**WHAT YOU NEED TO DO:** Select all lines in the records that include "дороги".

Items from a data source
● ● ●

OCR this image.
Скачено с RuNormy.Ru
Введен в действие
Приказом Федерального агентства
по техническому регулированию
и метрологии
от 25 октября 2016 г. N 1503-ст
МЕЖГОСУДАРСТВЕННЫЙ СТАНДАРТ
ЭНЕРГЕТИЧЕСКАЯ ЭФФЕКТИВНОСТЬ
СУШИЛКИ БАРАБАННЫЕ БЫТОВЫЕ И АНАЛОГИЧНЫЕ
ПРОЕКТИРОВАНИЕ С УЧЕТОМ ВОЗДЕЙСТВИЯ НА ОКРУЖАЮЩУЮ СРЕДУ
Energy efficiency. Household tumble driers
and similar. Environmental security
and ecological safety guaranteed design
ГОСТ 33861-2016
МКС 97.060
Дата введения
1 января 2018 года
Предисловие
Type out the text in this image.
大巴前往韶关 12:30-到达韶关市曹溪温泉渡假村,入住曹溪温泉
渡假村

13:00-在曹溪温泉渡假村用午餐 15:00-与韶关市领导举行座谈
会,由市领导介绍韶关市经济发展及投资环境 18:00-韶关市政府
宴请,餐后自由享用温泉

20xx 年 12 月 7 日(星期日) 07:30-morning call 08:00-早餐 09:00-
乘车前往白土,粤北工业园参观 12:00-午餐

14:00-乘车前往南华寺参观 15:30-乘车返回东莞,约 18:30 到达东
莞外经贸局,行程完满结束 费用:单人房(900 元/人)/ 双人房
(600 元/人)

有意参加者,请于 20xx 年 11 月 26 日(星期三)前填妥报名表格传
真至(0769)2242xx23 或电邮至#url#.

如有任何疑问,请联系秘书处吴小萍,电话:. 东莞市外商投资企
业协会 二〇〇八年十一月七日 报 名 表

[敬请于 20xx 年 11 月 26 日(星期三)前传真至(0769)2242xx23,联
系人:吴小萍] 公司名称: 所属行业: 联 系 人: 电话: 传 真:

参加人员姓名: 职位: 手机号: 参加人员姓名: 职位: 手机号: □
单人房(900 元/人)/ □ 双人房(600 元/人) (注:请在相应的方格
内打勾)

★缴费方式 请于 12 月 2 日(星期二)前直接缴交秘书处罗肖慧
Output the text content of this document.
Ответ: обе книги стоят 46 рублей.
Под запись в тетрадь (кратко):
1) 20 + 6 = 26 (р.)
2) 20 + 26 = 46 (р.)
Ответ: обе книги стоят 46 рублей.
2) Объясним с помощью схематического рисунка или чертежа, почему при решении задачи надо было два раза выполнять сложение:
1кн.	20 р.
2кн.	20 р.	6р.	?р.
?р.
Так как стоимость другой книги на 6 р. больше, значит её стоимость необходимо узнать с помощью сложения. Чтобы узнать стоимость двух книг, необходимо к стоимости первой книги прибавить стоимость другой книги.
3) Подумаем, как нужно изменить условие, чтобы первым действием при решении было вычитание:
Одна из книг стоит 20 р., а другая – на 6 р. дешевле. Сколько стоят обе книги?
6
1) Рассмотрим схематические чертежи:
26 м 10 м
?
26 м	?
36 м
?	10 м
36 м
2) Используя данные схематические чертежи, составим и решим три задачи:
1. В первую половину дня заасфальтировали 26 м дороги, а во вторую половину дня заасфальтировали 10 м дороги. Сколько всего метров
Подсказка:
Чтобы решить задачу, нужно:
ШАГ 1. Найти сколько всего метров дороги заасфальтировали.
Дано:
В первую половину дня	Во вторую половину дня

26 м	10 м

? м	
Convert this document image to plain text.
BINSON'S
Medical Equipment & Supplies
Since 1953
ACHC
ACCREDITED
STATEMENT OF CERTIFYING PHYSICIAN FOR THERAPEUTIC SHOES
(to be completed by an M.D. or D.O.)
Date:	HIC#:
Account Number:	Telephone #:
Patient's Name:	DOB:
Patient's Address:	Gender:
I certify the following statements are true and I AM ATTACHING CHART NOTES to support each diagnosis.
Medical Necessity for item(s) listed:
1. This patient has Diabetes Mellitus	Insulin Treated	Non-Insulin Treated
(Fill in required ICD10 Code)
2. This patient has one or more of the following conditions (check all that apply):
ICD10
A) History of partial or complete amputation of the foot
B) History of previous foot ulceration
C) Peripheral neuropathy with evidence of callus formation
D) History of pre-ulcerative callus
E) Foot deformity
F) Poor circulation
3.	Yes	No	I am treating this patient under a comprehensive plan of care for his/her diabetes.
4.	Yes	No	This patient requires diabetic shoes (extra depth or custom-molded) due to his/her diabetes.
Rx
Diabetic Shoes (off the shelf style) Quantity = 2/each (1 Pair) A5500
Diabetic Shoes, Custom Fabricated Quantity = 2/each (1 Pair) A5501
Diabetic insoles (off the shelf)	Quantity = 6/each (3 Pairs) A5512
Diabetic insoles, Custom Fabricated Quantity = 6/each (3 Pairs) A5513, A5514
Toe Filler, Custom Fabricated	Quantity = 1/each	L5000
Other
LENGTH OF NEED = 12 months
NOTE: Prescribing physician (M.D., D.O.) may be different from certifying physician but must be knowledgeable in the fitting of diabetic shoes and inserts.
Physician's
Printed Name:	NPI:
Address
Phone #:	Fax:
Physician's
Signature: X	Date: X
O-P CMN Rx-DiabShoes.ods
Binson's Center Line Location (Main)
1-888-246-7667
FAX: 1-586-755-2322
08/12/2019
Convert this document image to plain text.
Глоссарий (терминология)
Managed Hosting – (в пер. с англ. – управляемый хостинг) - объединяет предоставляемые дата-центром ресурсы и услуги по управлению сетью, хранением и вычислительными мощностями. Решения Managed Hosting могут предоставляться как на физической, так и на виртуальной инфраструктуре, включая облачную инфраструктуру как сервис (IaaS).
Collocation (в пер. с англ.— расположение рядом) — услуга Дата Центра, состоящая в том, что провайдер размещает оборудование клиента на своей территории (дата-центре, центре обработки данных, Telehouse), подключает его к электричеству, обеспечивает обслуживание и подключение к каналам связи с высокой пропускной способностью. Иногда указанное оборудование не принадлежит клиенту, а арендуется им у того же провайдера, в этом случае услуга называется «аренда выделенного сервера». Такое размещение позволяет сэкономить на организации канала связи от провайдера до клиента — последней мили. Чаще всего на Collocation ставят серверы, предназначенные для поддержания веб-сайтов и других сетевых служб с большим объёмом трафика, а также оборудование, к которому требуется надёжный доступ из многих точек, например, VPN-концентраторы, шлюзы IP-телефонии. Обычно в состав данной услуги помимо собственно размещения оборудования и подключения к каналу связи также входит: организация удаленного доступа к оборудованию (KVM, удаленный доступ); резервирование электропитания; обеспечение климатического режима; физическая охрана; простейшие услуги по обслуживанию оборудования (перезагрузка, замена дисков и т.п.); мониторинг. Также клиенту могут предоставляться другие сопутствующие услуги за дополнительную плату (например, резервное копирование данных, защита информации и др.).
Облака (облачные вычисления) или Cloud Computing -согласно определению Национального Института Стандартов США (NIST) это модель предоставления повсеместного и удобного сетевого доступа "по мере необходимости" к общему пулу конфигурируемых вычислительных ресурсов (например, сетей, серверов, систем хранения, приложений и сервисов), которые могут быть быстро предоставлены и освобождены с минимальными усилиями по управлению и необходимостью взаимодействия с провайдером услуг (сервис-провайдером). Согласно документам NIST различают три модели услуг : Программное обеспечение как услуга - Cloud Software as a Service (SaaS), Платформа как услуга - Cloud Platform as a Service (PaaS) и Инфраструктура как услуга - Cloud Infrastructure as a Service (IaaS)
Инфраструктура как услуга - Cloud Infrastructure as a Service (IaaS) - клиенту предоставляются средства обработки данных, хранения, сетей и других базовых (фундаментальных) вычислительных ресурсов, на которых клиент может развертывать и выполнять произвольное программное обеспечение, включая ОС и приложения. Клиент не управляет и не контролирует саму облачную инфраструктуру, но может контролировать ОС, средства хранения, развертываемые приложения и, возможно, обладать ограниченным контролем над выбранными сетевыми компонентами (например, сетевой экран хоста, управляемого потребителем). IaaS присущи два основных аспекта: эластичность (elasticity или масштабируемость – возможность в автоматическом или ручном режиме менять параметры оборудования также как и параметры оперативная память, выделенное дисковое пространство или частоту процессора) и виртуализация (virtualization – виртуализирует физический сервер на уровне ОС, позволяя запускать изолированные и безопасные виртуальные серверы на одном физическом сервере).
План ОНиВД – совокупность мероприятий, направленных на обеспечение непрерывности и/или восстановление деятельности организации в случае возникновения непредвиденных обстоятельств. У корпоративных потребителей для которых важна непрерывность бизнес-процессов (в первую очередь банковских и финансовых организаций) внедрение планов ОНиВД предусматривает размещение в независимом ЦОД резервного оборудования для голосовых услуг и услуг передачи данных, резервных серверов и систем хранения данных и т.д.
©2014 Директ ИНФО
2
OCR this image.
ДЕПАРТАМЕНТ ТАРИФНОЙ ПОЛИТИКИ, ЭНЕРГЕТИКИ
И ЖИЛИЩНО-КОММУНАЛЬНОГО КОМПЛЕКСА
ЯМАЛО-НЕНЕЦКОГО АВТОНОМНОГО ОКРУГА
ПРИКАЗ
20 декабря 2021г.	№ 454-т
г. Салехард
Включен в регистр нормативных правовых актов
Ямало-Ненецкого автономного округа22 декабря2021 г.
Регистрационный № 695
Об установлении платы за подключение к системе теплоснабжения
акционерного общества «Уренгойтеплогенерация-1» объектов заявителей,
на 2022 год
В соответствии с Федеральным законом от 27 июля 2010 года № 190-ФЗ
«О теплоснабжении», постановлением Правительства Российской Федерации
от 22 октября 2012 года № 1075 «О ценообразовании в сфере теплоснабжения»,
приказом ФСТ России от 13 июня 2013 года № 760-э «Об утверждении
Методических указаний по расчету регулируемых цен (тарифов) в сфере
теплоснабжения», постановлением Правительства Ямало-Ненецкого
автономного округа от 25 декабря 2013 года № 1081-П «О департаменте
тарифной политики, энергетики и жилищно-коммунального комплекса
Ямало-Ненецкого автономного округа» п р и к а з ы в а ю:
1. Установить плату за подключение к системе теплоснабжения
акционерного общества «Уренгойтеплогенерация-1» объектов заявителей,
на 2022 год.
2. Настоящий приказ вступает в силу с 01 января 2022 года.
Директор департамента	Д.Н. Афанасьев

● ● ●

**THE RESPONSE:**
1. В первую половину дня заасфальтировали 26 м дороги, а во вторую половину дня заасфальтировали 10 м дороги. Сколько всего метров
ШАГ 1. Найти сколько всего метров дороги заасфальтировали.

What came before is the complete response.